_Records_.

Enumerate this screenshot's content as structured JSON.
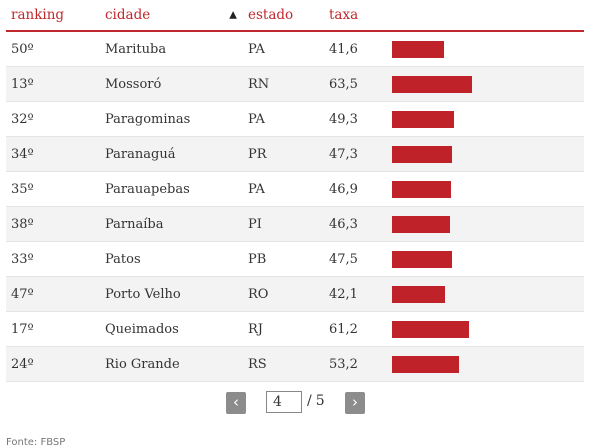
{
  "headers": {
    "ranking": "ranking",
    "cidade": "cidade",
    "estado": "estado",
    "taxa": "taxa",
    "sort_indicator": "▲"
  },
  "rows": [
    {
      "ranking": "50º",
      "cidade": "Marituba",
      "estado": "PA",
      "taxa": "41,6",
      "value": 41.6
    },
    {
      "ranking": "13º",
      "cidade": "Mossoró",
      "estado": "RN",
      "taxa": "63,5",
      "value": 63.5
    },
    {
      "ranking": "32º",
      "cidade": "Paragominas",
      "estado": "PA",
      "taxa": "49,3",
      "value": 49.3
    },
    {
      "ranking": "34º",
      "cidade": "Paranaguá",
      "estado": "PR",
      "taxa": "47,3",
      "value": 47.3
    },
    {
      "ranking": "35º",
      "cidade": "Parauapebas",
      "estado": "PA",
      "taxa": "46,9",
      "value": 46.9
    },
    {
      "ranking": "38º",
      "cidade": "Parnaíba",
      "estado": "PI",
      "taxa": "46,3",
      "value": 46.3
    },
    {
      "ranking": "33º",
      "cidade": "Patos",
      "estado": "PB",
      "taxa": "47,5",
      "value": 47.5
    },
    {
      "ranking": "47º",
      "cidade": "Porto Velho",
      "estado": "RO",
      "taxa": "42,1",
      "value": 42.1
    },
    {
      "ranking": "17º",
      "cidade": "Queimados",
      "estado": "RJ",
      "taxa": "61,2",
      "value": 61.2
    },
    {
      "ranking": "24º",
      "cidade": "Rio Grande",
      "estado": "RS",
      "taxa": "53,2",
      "value": 53.2
    }
  ],
  "pagination": {
    "prev": "‹",
    "next": "›",
    "current_page": "4",
    "separator": "/",
    "total_pages": "5"
  },
  "source": "Fonte: FBSP",
  "colors": {
    "accent": "#c0282d",
    "bar": "#c0222a",
    "button": "#8c8c8c"
  }
}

_Exercise prompt_.
Copy out each line in the listing that has the word "ranking".

_Correct response_.
    "ranking": "ranking",
      "ranking": "50º",
      "ranking": "13º",
      "ranking": "32º",
      "ranking": "34º",
      "ranking": "35º",
      "ranking": "38º",
      "ranking": "33º",
      "ranking": "47º",
      "ranking": "17º",
      "ranking": "24º",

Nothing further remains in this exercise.